• What the task asks
Reproduce the records below exactly as given.

++++ Supplied information

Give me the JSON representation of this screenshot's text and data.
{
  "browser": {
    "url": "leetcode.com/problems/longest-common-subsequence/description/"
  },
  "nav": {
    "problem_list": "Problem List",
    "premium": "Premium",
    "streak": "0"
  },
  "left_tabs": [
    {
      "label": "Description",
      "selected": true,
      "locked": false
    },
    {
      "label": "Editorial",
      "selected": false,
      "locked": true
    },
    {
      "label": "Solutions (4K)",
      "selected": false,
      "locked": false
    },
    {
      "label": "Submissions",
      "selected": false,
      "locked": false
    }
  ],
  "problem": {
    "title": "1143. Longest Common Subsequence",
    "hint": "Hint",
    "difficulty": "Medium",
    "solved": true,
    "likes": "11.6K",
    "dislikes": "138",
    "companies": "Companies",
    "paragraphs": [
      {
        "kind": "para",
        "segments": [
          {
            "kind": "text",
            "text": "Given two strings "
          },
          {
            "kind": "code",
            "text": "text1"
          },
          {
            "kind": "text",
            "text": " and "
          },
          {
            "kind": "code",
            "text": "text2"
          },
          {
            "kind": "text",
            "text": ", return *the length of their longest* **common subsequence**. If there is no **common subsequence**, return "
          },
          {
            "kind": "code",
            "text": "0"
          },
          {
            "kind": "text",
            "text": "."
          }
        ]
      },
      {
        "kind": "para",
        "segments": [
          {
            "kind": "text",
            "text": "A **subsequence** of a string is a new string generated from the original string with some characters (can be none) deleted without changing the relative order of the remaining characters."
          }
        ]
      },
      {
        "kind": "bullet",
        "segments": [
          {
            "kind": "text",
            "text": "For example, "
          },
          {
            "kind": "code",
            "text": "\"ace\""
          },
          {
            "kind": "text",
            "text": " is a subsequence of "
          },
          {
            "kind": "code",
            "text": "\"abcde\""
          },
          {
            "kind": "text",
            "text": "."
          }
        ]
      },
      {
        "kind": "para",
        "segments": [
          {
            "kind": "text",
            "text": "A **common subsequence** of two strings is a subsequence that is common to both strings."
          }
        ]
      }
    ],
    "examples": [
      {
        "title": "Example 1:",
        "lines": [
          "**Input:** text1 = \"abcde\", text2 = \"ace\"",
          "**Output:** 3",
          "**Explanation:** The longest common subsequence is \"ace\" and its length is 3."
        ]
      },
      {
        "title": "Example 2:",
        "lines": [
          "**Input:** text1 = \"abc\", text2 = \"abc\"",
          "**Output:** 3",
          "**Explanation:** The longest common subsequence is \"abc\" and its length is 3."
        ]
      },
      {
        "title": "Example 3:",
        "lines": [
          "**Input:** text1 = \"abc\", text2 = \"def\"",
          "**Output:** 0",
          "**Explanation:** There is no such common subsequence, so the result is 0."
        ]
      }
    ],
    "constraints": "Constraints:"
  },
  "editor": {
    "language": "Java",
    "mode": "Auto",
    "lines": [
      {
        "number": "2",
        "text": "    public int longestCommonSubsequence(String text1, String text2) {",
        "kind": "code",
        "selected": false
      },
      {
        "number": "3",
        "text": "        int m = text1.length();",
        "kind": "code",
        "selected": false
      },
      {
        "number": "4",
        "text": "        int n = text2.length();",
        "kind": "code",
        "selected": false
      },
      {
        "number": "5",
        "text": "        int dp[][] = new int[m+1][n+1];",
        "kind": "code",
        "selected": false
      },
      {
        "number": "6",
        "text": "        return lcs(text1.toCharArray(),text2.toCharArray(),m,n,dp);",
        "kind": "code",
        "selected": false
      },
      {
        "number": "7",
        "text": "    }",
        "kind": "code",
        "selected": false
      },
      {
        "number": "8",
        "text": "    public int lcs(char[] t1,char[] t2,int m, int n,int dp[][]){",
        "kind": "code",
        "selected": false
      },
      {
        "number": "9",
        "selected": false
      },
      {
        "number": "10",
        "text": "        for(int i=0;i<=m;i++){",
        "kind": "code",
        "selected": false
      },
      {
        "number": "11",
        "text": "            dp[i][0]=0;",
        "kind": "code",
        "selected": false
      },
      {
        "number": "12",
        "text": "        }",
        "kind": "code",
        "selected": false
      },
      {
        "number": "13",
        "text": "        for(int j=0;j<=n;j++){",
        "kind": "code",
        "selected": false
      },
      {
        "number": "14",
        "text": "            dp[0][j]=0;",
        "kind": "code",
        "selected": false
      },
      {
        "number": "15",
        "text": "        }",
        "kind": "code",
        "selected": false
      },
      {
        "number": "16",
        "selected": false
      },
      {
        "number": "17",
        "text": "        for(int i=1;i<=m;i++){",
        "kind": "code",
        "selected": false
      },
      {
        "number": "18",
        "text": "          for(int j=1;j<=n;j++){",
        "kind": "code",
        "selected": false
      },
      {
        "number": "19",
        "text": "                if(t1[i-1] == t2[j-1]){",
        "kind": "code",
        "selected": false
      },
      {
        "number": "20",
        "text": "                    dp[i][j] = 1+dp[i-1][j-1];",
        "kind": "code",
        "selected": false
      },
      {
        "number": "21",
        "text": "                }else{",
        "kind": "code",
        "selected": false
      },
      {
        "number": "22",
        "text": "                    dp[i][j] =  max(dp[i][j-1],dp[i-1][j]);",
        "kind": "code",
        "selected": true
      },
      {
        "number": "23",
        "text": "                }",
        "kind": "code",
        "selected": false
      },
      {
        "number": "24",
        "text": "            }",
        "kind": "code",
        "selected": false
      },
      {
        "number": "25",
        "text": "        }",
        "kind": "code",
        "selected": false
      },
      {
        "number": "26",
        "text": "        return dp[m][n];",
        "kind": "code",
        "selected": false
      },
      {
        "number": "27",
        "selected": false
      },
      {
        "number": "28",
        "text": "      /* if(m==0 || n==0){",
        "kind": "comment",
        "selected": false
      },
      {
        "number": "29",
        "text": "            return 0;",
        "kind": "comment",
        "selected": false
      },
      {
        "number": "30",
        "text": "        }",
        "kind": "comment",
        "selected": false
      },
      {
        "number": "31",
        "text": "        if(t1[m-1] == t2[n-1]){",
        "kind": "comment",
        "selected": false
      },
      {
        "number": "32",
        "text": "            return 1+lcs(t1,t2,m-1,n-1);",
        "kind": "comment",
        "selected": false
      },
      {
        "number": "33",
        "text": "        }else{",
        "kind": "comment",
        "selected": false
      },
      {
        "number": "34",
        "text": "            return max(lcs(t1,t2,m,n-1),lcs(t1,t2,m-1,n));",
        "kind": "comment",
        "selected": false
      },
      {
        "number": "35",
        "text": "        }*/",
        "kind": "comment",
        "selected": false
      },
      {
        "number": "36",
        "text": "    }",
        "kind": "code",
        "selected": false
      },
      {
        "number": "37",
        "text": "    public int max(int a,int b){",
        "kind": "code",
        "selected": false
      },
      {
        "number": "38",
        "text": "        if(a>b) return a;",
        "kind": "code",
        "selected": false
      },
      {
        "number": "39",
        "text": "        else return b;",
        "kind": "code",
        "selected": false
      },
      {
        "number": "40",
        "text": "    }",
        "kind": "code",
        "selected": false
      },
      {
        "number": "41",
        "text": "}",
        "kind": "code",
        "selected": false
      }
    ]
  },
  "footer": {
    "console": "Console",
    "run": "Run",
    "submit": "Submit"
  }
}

++++++++

• Answer for this exercise
Give me the JSON representation of this screenshot's text and data.
{
  "browser": {
    "url": "leetcode.com/problems/longest-common-subsequence/description/"
  },
  "nav": {
    "problem_list": "Problem List",
    "premium": "Premium",
    "streak": "0"
  },
  "left_tabs": [
    {
      "label": "Description",
      "selected": true,
      "locked": false
    },
    {
      "label": "Editorial",
      "selected": false,
      "locked": true
    },
    {
      "label": "Solutions (4K)",
      "selected": false,
      "locked": false
    },
    {
      "label": "Submissions",
      "selected": false,
      "locked": false
    }
  ],
  "problem": {
    "title": "1143. Longest Common Subsequence",
    "hint": "Hint",
    "difficulty": "Medium",
    "solved": true,
    "likes": "11.6K",
    "dislikes": "138",
    "companies": "Companies",
    "paragraphs": [
      {
        "kind": "para",
        "segments": [
          {
            "kind": "text",
            "text": "Given two strings "
          },
          {
            "kind": "code",
            "text": "text1"
          },
          {
            "kind": "text",
            "text": " and "
          },
          {
            "kind": "code",
            "text": "text2"
          },
          {
            "kind": "text",
            "text": ", return *the length of their longest* **common subsequence**. If there is no **common subsequence**, return "
          },
          {
            "kind": "code",
            "text": "0"
          },
          {
            "kind": "text",
            "text": "."
          }
        ]
      },
      {
        "kind": "para",
        "segments": [
          {
            "kind": "text",
            "text": "A **subsequence** of a string is a new string generated from the original string with some characters (can be none) deleted without changing the relative order of the remaining characters."
          }
        ]
      },
      {
        "kind": "bullet",
        "segments": [
          {
            "kind": "text",
            "text": "For example, "
          },
          {
            "kind": "code",
            "text": "\"ace\""
          },
          {
            "kind": "text",
            "text": " is a subsequence of "
          },
          {
            "kind": "code",
            "text": "\"abcde\""
          },
          {
            "kind": "text",
            "text": "."
          }
        ]
      },
      {
        "kind": "para",
        "segments": [
          {
            "kind": "text",
            "text": "A **common subsequence** of two strings is a subsequence that is common to both strings."
          }
        ]
      }
    ],
    "examples": [
      {
        "title": "Example 1:",
        "lines": [
          "**Input:** text1 = \"abcde\", text2 = \"ace\"",
          "**Output:** 3",
          "**Explanation:** The longest common subsequence is \"ace\" and its length is 3."
        ]
      },
      {
        "title": "Example 2:",
        "lines": [
          "**Input:** text1 = \"abc\", text2 = \"abc\"",
          "**Output:** 3",
          "**Explanation:** The longest common subsequence is \"abc\" and its length is 3."
        ]
      },
      {
        "title": "Example 3:",
        "lines": [
          "**Input:** text1 = \"abc\", text2 = \"def\"",
          "**Output:** 0",
          "**Explanation:** There is no such common subsequence, so the result is 0."
        ]
      }
    ],
    "constraints": "Constraints:"
  },
  "editor": {
    "language": "Java",
    "mode": "Auto",
    "lines": [
      {
        "number": "2",
        "text": "    public int longestCommonSubsequence(String text1, String text2) {",
        "kind": "code",
        "selected": false
      },
      {
        "number": "3",
        "text": "        int m = text1.length();",
        "kind": "code",
        "selected": false
      },
      {
        "number": "4",
        "text": "        int n = text2.length();",
        "kind": "code",
        "selected": false
      },
      {
        "number": "5",
        "text": "        int dp[][] = new int[m+1][n+1];",
        "kind": "code",
        "selected": false
      },
      {
        "number": "6",
        "text": "        return lcs(text1.toCharArray(),text2.toCharArray(),m,n,dp);",
        "kind": "code",
        "selected": false
      },
      {
        "number": "7",
        "text": "    }",
        "kind": "code",
        "selected": false
      },
      {
        "number": "8",
        "text": "    public int lcs(char[] t1,char[] t2,int m, int n,int dp[][]){",
        "kind": "code",
        "selected": false
      },
      {
        "number": "9",
        "selected": false
      },
      {
        "number": "10",
        "text": "        for(int i=0;i<=m;i++){",
        "kind": "code",
        "selected": false
      },
      {
        "number": "11",
        "text": "            dp[i][0]=0;",
        "kind": "code",
        "selected": false
      },
      {
        "number": "12",
        "text": "        }",
        "kind": "code",
        "selected": false
      },
      {
        "number": "13",
        "text": "        for(int j=0;j<=n;j++){",
        "kind": "code",
        "selected": false
      },
      {
        "number": "14",
        "text": "            dp[0][j]=0;",
        "kind": "code",
        "selected": false
      },
      {
        "number": "15",
        "text": "        }",
        "kind": "code",
        "selected": false
      },
      {
        "number": "16",
        "selected": false
      },
      {
        "number": "17",
        "text": "        for(int i=1;i<=m;i++){",
        "kind": "code",
        "selected": false
      },
      {
        "number": "18",
        "text": "          for(int j=1;j<=n;j++){",
        "kind": "code",
        "selected": false
      },
      {
        "number": "19",
        "text": "                if(t1[i-1] == t2[j-1]){",
        "kind": "code",
        "selected": false
      },
      {
        "number": "20",
        "text": "                    dp[i][j] = 1+dp[i-1][j-1];",
        "kind": "code",
        "selected": false
      },
      {
        "number": "21",
        "text": "                }else{",
        "kind": "code",
        "selected": false
      },
      {
        "number": "22",
        "text": "                    dp[i][j] =  max(dp[i][j-1],dp[i-1][j]);",
        "kind": "code",
        "selected": true
      },
      {
        "number": "23",
        "text": "                }",
        "kind": "code",
        "selected": false
      },
      {
        "number": "24",
        "text": "            }",
        "kind": "code",
        "selected": false
      },
      {
        "number": "25",
        "text": "        }",
        "kind": "code",
        "selected": false
      },
      {
        "number": "26",
        "text": "        return dp[m][n];",
        "kind": "code",
        "selected": false
      },
      {
        "number": "27",
        "selected": false
      },
      {
        "number": "28",
        "text": "      /* if(m==0 || n==0){",
        "kind": "comment",
        "selected": false
      },
      {
        "number": "29",
        "text": "            return 0;",
        "kind": "comment",
        "selected": false
      },
      {
        "number": "30",
        "text": "        }",
        "kind": "comment",
        "selected": false
      },
      {
        "number": "31",
        "text": "        if(t1[m-1] == t2[n-1]){",
        "kind": "comment",
        "selected": false
      },
      {
        "number": "32",
        "text": "            return 1+lcs(t1,t2,m-1,n-1);",
        "kind": "comment",
        "selected": false
      },
      {
        "number": "33",
        "text": "        }else{",
        "kind": "comment",
        "selected": false
      },
      {
        "number": "34",
        "text": "            return max(lcs(t1,t2,m,n-1),lcs(t1,t2,m-1,n));",
        "kind": "comment",
        "selected": false
      },
      {
        "number": "35",
        "text": "        }*/",
        "kind": "comment",
        "selected": false
      },
      {
        "number": "36",
        "text": "    }",
        "kind": "code",
        "selected": false
      },
      {
        "number": "37",
        "text": "    public int max(int a,int b){",
        "kind": "code",
        "selected": false
      },
      {
        "number": "38",
        "text": "        if(a>b) return a;",
        "kind": "code",
        "selected": false
      },
      {
        "number": "39",
        "text": "        else return b;",
        "kind": "code",
        "selected": false
      },
      {
        "number": "40",
        "text": "    }",
        "kind": "code",
        "selected": false
      },
      {
        "number": "41",
        "text": "}",
        "kind": "code",
        "selected": false
      }
    ]
  },
  "footer": {
    "console": "Console",
    "run": "Run",
    "submit": "Submit"
  }
}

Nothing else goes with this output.